> To do:
The records should be repeated word for word, pictures excluded.

........

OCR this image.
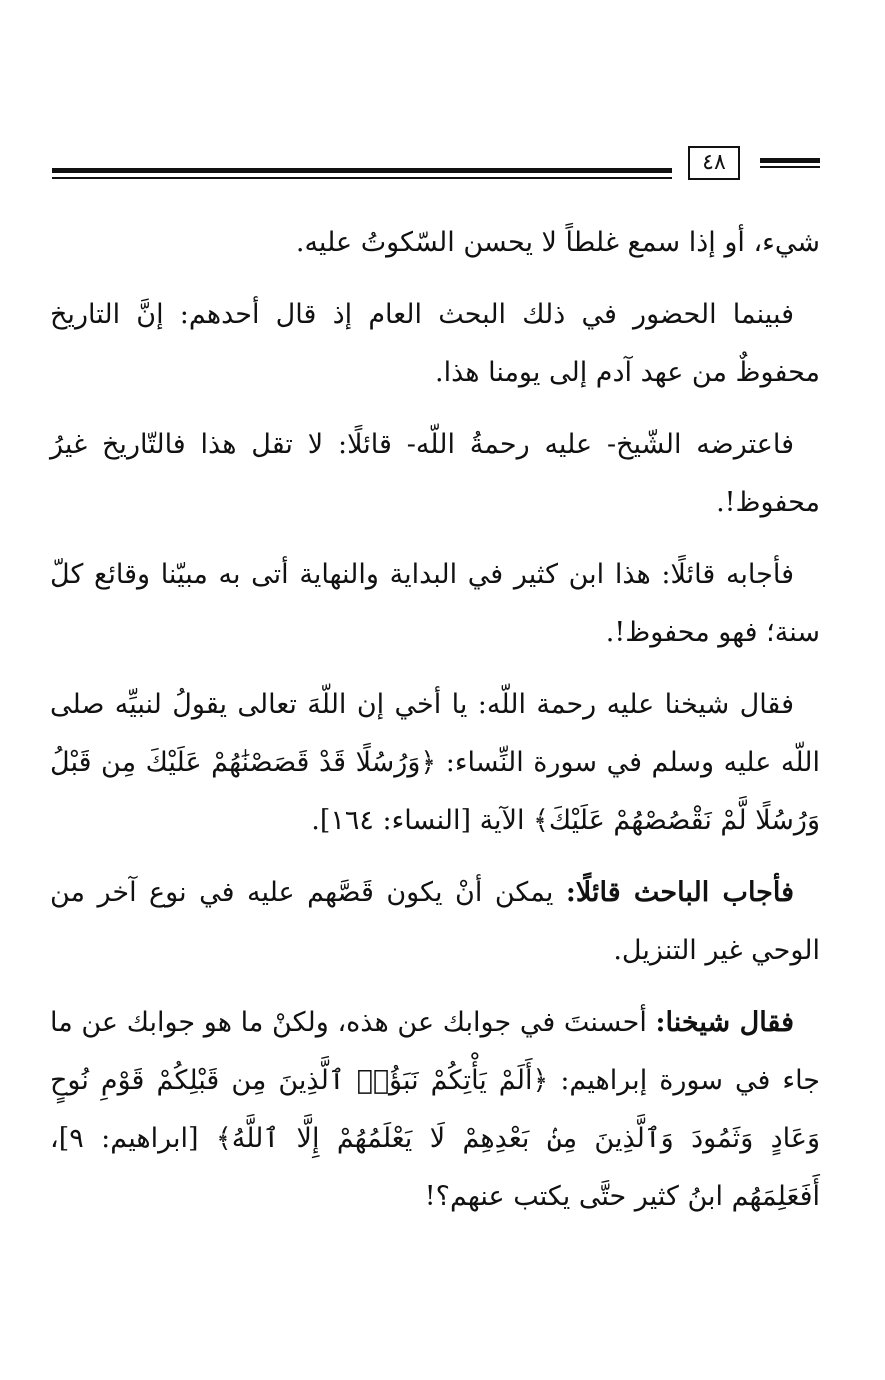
٤٨

شيء، أو إذا سمع غلطاً لا يحسن السّكوتُ عليه.

فبينما الحضور في ذلك البحث العام إذ قال أحدهم: إنَّ التاريخ محفوظٌ من عهد آدم إلى يومنا هذا.

فاعترضه الشّيخ- عليه رحمةُ اللّه- قائلًا: لا تقل هذا فالتّاريخ غيرُ محفوظ!.

فأجابه قائلًا: هذا ابن كثير في البداية والنهاية أتى به مبيّنا وقائع كلّ سنة؛ فهو محفوظ!.

فقال شيخنا عليه رحمة اللّه: يا أخي إن اللّهَ تعالى يقولُ لنبيِّه صلى اللّه عليه وسلم في سورة النِّساء: ﴿وَرُسُلًا قَدْ قَصَصْنَٰهُمْ عَلَيْكَ مِن قَبْلُ وَرُسُلًا لَّمْ نَقْصُصْهُمْ عَلَيْكَ﴾ الآية [النساء: ١٦٤].

فأجاب الباحث قائلًا: يمكن أنْ يكون قَصَّهم عليه في نوع آخر من الوحي غير التنزيل.

فقال شيخنا: أحسنتَ في جوابك عن هذه، ولكنْ ما هو جوابك عن ما جاء في سورة إبراهيم: ﴿أَلَمْ يَأْتِكُمْ نَبَؤُا۟ ٱلَّذِينَ مِن قَبْلِكُمْ قَوْمِ نُوحٍ وَعَادٍ وَثَمُودَ وَٱلَّذِينَ مِنۢ بَعْدِهِمْ لَا يَعْلَمُهُمْ إِلَّا ٱللَّهُ﴾ [ابراهيم: ٩]، أَفَعَلِمَهُم ابنُ كثير حتَّى يكتب عنهم؟!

........

> Answer to this problem:
OCR this image.
٤٨

شيء، أو إذا سمع غلطاً لا يحسن السّكوتُ عليه.

فبينما الحضور في ذلك البحث العام إذ قال أحدهم: إنَّ التاريخ محفوظٌ من عهد آدم إلى يومنا هذا.

فاعترضه الشّيخ- عليه رحمةُ اللّه- قائلًا: لا تقل هذا فالتّاريخ غيرُ محفوظ!.

فأجابه قائلًا: هذا ابن كثير في البداية والنهاية أتى به مبيّنا وقائع كلّ سنة؛ فهو محفوظ!.

فقال شيخنا عليه رحمة اللّه: يا أخي إن اللّهَ تعالى يقولُ لنبيِّه صلى اللّه عليه وسلم في سورة النِّساء: ﴿وَرُسُلًا قَدْ قَصَصْنَٰهُمْ عَلَيْكَ مِن قَبْلُ وَرُسُلًا لَّمْ نَقْصُصْهُمْ عَلَيْكَ﴾ الآية [النساء: ١٦٤].

فأجاب الباحث قائلًا: يمكن أنْ يكون قَصَّهم عليه في نوع آخر من الوحي غير التنزيل.

فقال شيخنا: أحسنتَ في جوابك عن هذه، ولكنْ ما هو جوابك عن ما جاء في سورة إبراهيم: ﴿أَلَمْ يَأْتِكُمْ نَبَؤُا۟ ٱلَّذِينَ مِن قَبْلِكُمْ قَوْمِ نُوحٍ وَعَادٍ وَثَمُودَ وَٱلَّذِينَ مِنۢ بَعْدِهِمْ لَا يَعْلَمُهُمْ إِلَّا ٱللَّهُ﴾ [ابراهيم: ٩]، أَفَعَلِمَهُم ابنُ كثير حتَّى يكتب عنهم؟!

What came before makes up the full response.